=== Begin Enclosure ===

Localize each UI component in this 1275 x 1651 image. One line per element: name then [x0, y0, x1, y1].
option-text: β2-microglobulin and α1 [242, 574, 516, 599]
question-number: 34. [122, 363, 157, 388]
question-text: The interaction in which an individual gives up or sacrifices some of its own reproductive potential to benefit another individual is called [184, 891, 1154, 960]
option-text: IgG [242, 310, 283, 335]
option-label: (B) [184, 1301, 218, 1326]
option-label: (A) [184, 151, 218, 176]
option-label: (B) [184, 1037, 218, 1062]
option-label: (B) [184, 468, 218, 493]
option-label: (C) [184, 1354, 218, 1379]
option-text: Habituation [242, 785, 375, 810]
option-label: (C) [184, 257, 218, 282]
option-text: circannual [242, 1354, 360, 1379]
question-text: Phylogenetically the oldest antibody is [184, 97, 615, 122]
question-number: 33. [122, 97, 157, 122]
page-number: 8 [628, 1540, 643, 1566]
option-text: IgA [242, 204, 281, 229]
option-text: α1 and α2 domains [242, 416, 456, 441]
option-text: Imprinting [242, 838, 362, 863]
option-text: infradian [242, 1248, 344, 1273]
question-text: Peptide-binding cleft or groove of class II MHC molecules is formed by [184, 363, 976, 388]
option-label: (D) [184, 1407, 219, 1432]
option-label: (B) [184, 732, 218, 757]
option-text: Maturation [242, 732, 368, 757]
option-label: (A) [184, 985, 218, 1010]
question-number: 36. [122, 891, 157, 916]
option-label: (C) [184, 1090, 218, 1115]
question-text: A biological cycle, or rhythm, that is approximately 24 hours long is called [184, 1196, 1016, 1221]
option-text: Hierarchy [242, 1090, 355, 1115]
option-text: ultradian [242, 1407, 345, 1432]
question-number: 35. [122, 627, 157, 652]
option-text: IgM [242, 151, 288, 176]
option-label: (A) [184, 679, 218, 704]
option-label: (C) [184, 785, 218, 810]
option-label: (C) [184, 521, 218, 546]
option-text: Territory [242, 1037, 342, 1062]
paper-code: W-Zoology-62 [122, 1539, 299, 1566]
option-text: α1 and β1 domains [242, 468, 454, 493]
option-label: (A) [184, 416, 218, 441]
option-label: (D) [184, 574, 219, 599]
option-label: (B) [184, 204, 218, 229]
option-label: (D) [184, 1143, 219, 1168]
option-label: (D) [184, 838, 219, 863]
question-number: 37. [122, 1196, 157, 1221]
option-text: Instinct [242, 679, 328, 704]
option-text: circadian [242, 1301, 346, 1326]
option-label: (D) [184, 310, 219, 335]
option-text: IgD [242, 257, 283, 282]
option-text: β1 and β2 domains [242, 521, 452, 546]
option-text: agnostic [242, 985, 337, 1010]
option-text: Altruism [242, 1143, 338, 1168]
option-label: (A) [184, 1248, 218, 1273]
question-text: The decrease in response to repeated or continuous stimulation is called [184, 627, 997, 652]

=== End Enclosure ===

From the listing above, return each line with the word "number".

question-number: 34. [122, 363, 157, 388]
question-number: 33. [122, 97, 157, 122]
page-number: 8 [628, 1540, 643, 1566]
question-number: 36. [122, 891, 157, 916]
question-number: 35. [122, 627, 157, 652]
question-number: 37. [122, 1196, 157, 1221]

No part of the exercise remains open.